WHAT YOU ARE ASKED TO DO:
Below are the records; collect from them each line containing the string "marker".

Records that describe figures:
☆ ☆ ☆
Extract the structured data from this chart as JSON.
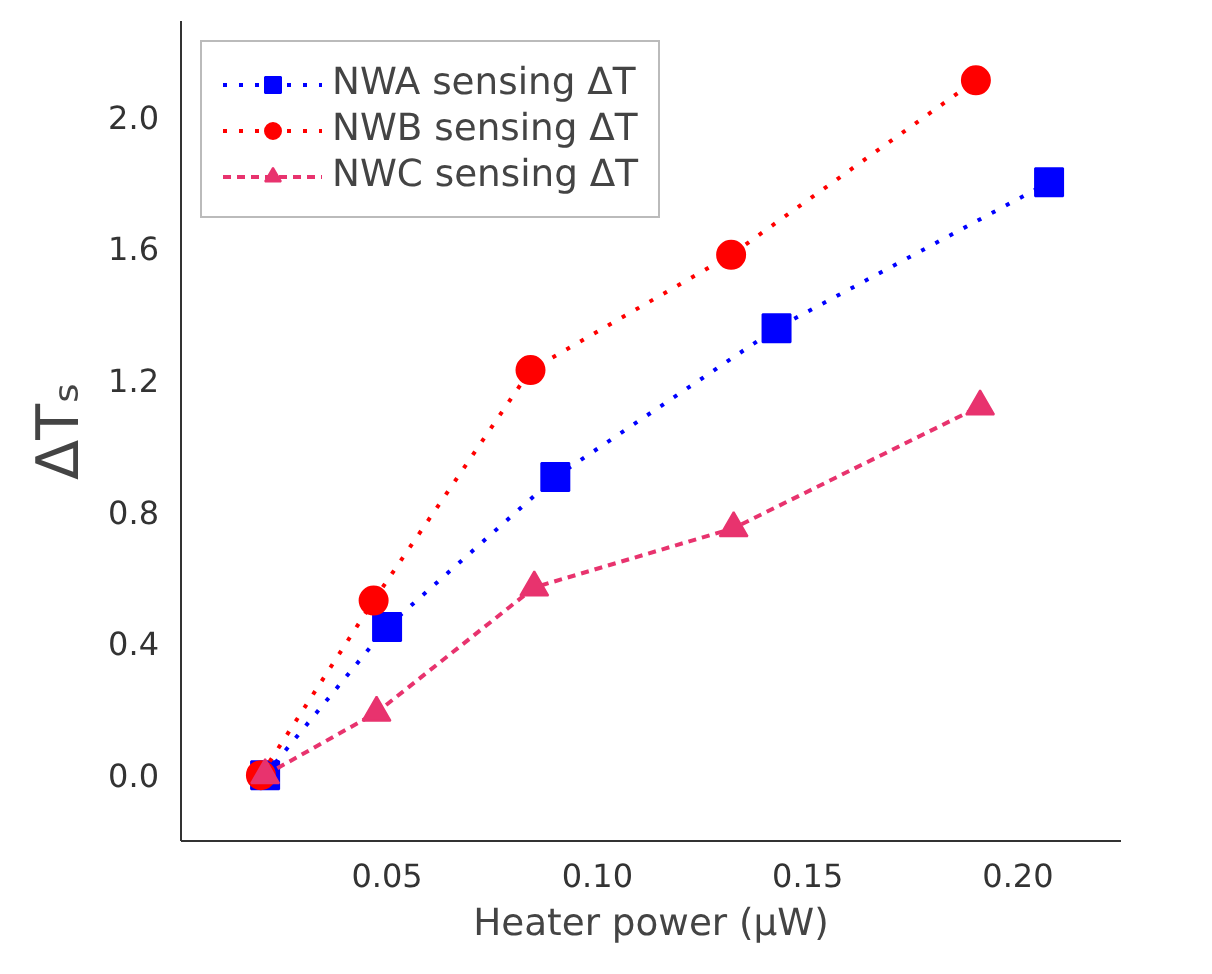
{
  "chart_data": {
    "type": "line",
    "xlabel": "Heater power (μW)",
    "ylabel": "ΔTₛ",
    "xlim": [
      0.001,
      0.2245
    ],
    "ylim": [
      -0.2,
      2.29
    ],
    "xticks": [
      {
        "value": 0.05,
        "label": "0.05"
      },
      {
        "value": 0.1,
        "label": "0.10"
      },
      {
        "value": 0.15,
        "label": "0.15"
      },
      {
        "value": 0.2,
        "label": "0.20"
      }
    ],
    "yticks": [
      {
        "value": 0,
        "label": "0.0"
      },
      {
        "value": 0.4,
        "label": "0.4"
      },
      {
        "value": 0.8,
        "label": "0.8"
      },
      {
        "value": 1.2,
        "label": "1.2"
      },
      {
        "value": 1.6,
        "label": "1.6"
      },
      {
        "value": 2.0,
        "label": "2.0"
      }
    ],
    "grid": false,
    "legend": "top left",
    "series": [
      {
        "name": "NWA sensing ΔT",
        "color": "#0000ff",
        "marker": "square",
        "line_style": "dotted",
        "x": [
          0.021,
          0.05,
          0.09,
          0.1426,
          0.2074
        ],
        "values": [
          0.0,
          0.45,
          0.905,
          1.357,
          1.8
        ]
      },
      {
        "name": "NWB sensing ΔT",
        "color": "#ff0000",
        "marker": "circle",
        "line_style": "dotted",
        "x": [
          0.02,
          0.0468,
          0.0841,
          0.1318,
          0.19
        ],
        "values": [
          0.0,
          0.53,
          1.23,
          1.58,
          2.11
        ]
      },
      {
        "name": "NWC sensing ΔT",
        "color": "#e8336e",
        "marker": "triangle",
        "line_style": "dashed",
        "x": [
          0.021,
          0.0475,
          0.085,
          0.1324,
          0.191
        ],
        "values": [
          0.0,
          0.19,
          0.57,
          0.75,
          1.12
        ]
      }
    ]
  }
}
☆ ☆ ☆
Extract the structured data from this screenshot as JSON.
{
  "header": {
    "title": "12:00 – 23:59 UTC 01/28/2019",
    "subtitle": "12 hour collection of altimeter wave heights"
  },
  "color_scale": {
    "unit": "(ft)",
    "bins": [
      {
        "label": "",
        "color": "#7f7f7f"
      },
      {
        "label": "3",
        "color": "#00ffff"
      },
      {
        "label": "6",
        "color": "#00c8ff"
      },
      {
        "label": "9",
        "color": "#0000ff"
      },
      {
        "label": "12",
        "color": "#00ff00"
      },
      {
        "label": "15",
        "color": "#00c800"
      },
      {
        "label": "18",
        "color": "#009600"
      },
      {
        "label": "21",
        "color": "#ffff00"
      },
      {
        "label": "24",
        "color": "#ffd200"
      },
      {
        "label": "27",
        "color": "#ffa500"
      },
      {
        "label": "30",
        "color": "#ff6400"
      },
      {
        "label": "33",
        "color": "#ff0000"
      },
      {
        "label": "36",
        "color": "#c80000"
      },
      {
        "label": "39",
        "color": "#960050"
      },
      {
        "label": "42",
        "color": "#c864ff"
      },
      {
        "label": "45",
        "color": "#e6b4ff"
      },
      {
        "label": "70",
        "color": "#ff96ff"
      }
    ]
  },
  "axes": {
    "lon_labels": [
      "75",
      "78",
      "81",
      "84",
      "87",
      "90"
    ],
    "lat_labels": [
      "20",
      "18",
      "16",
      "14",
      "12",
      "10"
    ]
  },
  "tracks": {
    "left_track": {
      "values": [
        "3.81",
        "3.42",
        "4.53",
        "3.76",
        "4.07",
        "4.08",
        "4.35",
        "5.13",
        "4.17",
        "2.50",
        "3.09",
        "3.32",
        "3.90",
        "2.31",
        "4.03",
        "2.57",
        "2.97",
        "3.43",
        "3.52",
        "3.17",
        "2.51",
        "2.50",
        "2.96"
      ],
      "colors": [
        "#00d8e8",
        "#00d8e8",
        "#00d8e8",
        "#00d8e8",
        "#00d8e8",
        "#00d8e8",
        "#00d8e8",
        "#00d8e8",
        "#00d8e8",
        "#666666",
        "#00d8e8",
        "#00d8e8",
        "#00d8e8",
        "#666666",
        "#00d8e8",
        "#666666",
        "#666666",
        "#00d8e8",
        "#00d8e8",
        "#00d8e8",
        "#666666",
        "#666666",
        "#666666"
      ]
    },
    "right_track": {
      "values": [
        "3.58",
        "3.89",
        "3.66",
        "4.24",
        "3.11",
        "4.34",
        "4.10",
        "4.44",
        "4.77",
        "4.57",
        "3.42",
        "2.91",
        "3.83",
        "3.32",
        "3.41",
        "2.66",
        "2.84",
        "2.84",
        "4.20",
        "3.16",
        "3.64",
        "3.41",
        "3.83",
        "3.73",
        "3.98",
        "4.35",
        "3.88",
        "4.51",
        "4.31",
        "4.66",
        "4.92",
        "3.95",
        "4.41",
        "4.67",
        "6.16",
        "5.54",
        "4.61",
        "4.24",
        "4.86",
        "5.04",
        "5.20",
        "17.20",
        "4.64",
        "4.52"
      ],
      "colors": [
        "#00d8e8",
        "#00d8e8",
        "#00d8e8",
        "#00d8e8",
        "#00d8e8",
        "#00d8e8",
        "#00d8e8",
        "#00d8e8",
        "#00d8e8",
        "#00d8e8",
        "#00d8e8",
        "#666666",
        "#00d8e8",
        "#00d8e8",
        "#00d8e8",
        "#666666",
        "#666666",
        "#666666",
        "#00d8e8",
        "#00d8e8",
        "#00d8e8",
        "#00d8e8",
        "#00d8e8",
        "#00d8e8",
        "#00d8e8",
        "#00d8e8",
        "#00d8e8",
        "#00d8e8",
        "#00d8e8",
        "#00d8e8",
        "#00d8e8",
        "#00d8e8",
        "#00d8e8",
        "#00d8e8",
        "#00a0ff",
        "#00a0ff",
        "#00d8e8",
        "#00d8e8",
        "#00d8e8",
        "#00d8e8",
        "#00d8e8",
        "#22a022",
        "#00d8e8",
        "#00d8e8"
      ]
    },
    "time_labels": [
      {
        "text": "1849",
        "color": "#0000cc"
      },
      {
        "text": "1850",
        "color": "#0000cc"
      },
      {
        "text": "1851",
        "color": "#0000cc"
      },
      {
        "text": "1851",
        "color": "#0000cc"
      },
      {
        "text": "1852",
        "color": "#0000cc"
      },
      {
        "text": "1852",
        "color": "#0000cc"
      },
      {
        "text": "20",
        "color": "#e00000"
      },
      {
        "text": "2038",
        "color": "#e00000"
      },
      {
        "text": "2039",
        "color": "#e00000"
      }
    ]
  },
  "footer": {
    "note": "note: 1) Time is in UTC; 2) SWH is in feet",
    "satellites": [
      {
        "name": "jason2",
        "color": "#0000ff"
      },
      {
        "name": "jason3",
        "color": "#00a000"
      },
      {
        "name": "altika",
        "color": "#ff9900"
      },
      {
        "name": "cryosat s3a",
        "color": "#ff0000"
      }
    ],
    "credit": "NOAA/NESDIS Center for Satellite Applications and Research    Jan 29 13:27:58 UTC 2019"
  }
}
☆ ☆ ☆
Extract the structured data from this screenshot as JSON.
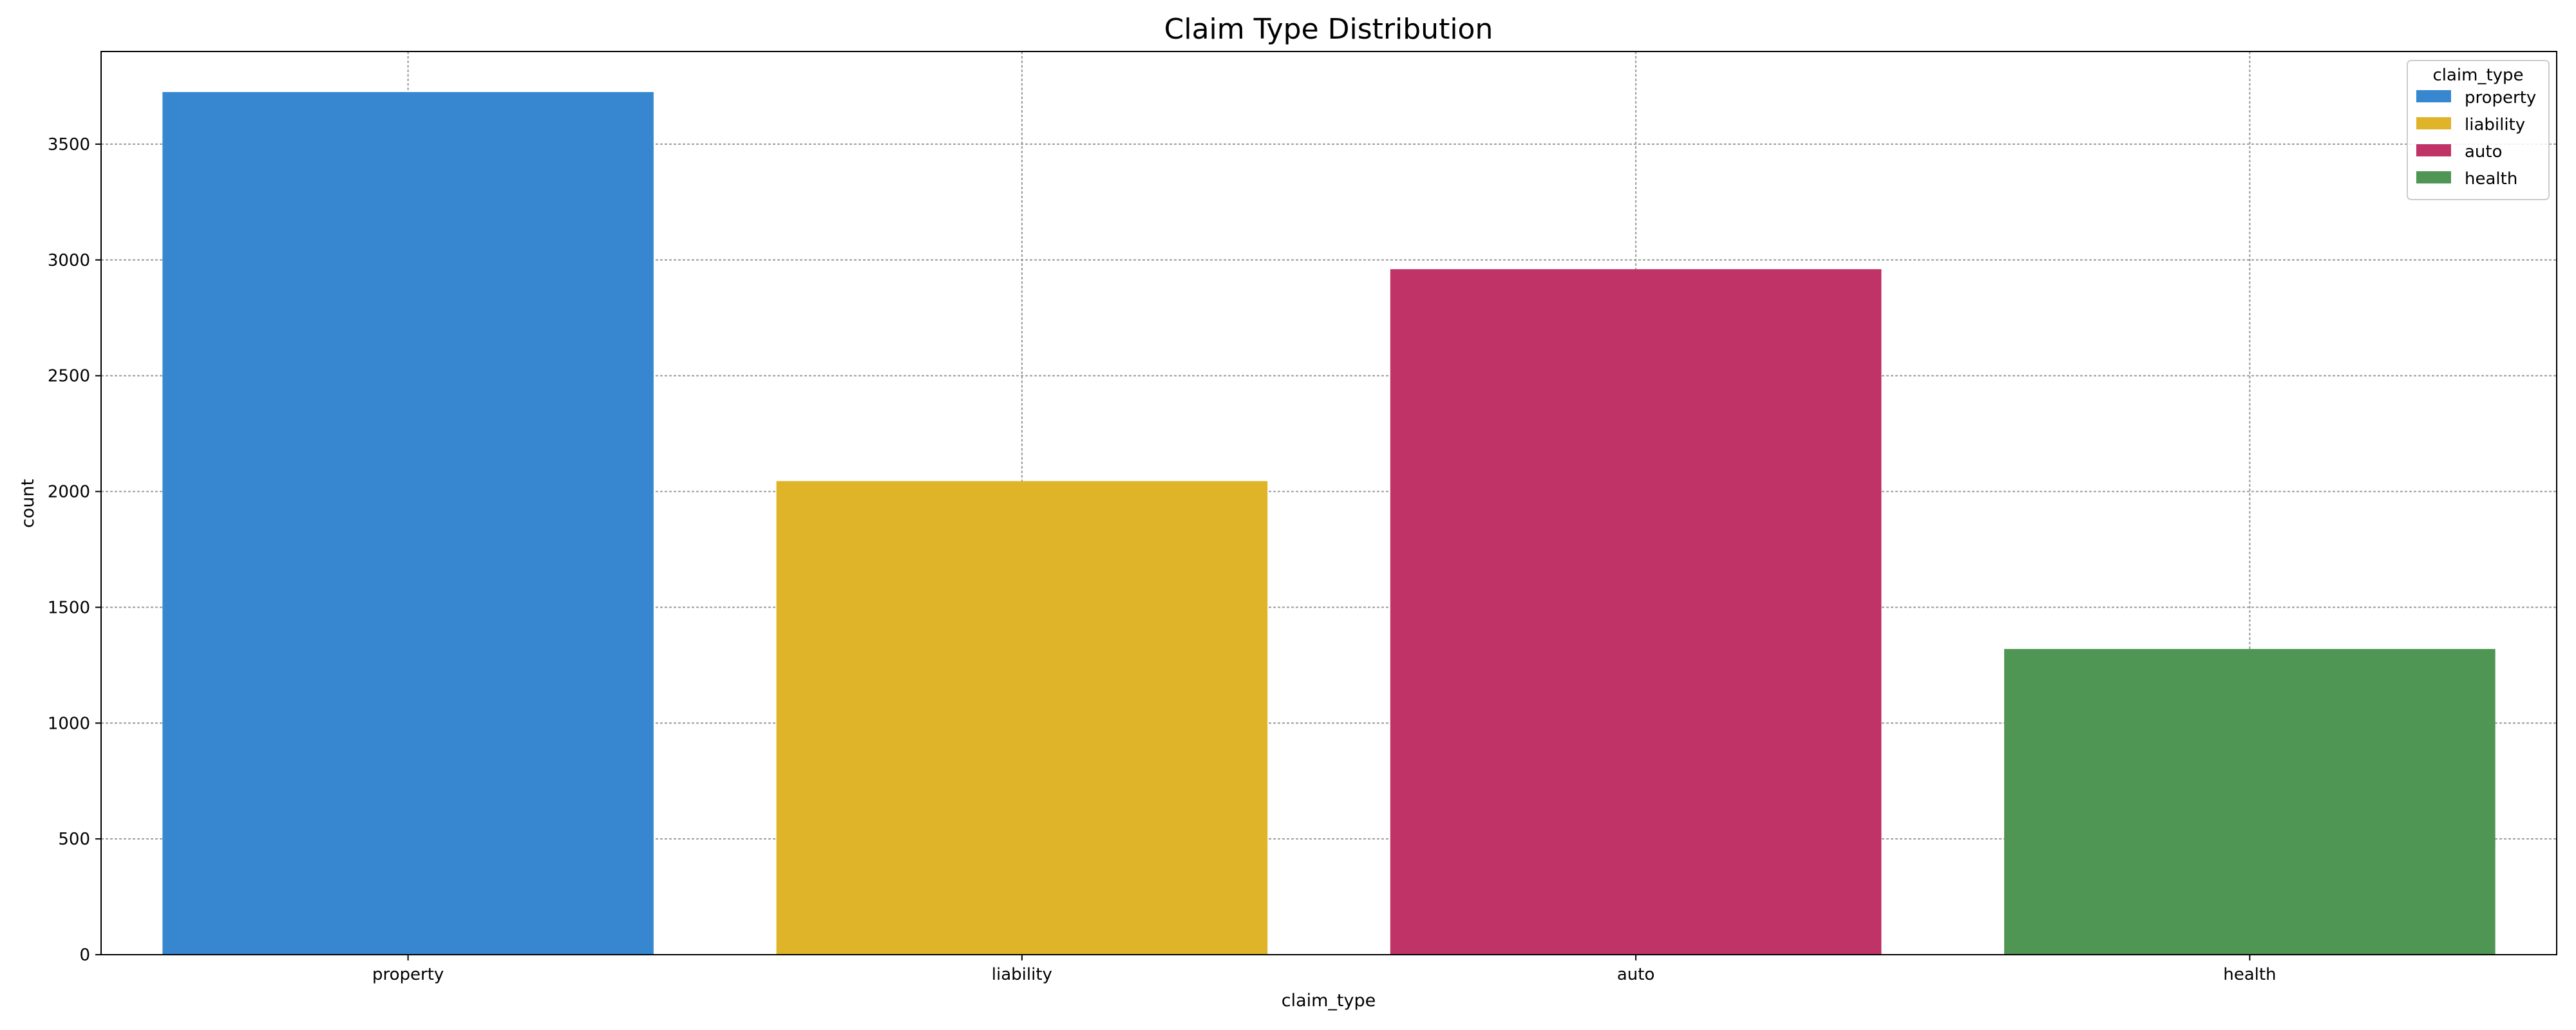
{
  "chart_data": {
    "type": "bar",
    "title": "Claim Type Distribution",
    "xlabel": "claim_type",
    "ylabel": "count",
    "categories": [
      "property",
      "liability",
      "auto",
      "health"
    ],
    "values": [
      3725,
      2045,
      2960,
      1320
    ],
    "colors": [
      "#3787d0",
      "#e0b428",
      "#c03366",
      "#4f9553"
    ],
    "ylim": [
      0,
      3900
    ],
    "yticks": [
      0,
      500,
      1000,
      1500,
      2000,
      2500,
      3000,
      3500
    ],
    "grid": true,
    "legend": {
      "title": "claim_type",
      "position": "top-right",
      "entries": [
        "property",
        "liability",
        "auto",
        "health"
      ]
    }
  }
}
☆ ☆ ☆
ANSWER TO THIS TASK:
        "marker": "square",
        "marker": "circle",
        "marker": "triangle",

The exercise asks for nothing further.